#### [Exercise]
Copy each line where the word "range" occurs.

#### [Excerpted data]
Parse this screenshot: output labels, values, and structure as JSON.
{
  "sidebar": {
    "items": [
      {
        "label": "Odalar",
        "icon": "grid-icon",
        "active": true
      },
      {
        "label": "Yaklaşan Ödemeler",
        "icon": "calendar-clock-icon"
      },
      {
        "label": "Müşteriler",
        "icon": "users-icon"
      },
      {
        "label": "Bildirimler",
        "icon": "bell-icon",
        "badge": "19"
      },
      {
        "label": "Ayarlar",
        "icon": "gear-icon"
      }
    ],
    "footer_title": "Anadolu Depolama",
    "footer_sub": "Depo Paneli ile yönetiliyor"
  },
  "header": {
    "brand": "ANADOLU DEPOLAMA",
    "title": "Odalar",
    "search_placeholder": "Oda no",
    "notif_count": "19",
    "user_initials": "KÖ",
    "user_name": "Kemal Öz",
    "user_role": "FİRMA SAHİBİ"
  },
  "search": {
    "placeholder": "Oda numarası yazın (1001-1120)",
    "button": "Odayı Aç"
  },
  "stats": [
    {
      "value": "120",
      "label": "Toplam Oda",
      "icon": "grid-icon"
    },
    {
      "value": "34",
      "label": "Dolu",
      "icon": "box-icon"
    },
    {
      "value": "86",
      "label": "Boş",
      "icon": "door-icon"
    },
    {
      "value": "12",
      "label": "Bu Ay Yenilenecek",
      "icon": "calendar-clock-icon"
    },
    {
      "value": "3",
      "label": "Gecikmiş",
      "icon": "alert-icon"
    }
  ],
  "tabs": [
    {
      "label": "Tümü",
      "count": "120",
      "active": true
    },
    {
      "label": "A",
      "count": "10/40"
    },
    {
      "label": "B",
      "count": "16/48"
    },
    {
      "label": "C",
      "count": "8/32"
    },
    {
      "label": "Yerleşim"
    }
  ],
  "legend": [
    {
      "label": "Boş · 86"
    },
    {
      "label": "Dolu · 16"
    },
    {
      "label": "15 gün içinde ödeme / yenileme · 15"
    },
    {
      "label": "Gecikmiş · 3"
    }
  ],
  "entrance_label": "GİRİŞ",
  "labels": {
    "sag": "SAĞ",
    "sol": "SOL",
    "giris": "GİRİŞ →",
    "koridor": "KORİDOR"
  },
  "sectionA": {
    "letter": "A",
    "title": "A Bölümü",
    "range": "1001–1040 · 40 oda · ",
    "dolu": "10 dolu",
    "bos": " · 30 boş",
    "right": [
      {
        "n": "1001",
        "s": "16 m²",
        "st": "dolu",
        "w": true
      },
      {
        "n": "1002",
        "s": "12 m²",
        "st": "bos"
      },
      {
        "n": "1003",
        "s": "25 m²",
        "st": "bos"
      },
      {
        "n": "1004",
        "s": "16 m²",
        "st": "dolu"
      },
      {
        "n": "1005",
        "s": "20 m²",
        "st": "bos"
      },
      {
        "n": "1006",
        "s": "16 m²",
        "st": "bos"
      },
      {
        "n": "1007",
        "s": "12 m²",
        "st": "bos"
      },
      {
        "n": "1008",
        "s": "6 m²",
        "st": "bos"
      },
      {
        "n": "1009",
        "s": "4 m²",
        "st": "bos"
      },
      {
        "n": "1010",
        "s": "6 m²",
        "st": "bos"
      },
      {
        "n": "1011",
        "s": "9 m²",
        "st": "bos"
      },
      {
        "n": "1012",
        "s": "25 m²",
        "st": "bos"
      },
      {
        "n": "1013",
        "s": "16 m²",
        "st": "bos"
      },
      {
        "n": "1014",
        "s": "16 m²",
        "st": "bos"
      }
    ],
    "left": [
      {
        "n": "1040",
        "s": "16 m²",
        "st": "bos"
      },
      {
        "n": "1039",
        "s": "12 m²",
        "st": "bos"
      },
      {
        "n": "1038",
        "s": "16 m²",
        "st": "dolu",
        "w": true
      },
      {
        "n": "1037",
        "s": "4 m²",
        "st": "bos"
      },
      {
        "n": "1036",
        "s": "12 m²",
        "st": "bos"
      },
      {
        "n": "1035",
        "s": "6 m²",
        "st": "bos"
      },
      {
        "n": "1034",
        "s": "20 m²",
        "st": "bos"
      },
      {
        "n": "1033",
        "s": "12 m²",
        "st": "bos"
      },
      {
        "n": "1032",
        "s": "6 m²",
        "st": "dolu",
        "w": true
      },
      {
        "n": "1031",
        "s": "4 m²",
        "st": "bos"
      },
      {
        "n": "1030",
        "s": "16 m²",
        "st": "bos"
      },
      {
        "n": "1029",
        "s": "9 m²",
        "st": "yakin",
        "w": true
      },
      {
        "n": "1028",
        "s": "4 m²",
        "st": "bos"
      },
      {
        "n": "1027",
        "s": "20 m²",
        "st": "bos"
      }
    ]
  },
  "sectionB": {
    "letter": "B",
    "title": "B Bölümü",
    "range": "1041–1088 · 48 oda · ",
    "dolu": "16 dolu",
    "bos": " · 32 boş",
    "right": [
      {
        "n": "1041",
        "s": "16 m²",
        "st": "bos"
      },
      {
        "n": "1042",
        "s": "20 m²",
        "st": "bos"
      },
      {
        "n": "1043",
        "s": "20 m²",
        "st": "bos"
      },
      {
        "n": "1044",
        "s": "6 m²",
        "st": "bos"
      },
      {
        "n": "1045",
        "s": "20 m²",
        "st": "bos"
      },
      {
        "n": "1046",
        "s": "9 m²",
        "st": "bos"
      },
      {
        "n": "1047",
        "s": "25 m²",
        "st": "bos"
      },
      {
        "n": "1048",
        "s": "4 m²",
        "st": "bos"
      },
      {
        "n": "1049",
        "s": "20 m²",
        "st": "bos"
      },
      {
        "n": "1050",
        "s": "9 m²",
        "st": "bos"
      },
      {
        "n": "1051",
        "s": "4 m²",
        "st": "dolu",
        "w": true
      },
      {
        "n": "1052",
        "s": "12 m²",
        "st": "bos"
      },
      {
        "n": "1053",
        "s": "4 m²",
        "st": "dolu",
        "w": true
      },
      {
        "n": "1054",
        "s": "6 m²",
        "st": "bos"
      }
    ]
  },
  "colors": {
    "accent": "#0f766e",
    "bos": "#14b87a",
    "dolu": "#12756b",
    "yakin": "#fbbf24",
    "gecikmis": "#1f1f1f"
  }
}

#### [Task solution]
    "range": "1001–1040 · 40 oda · ",
    "range": "1041–1088 · 48 oda · ",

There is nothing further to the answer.